» **Work to do**
Retype the material below. Keep every word exactly as it is.

» **Provided records**
· · ·
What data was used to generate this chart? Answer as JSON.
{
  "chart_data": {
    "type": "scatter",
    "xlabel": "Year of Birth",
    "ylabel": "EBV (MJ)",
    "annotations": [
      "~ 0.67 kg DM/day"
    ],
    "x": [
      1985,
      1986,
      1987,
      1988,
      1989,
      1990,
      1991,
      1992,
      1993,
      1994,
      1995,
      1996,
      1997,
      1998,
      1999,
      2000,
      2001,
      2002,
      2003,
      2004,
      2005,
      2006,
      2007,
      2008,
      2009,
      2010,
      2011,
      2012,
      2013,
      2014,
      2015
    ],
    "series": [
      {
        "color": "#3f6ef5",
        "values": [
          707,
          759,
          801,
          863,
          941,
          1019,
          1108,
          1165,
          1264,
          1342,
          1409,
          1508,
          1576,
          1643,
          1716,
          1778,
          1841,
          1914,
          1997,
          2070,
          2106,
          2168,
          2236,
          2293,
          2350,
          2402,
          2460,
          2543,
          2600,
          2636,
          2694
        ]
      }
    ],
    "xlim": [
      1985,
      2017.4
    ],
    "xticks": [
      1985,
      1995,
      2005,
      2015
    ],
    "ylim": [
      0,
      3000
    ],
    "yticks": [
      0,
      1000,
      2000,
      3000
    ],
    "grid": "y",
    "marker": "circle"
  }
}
· · ·
» **Solution below**
What data was used to generate this chart? Answer as JSON.
{
  "chart_data": {
    "type": "scatter",
    "xlabel": "Year of Birth",
    "ylabel": "EBV (MJ)",
    "annotations": [
      "~ 0.67 kg DM/day"
    ],
    "x": [
      1985,
      1986,
      1987,
      1988,
      1989,
      1990,
      1991,
      1992,
      1993,
      1994,
      1995,
      1996,
      1997,
      1998,
      1999,
      2000,
      2001,
      2002,
      2003,
      2004,
      2005,
      2006,
      2007,
      2008,
      2009,
      2010,
      2011,
      2012,
      2013,
      2014,
      2015
    ],
    "series": [
      {
        "color": "#3f6ef5",
        "values": [
          707,
          759,
          801,
          863,
          941,
          1019,
          1108,
          1165,
          1264,
          1342,
          1409,
          1508,
          1576,
          1643,
          1716,
          1778,
          1841,
          1914,
          1997,
          2070,
          2106,
          2168,
          2236,
          2293,
          2350,
          2402,
          2460,
          2543,
          2600,
          2636,
          2694
        ]
      }
    ],
    "xlim": [
      1985,
      2017.4
    ],
    "xticks": [
      1985,
      1995,
      2005,
      2015
    ],
    "ylim": [
      0,
      3000
    ],
    "yticks": [
      0,
      1000,
      2000,
      3000
    ],
    "grid": "y",
    "marker": "circle"
  }
}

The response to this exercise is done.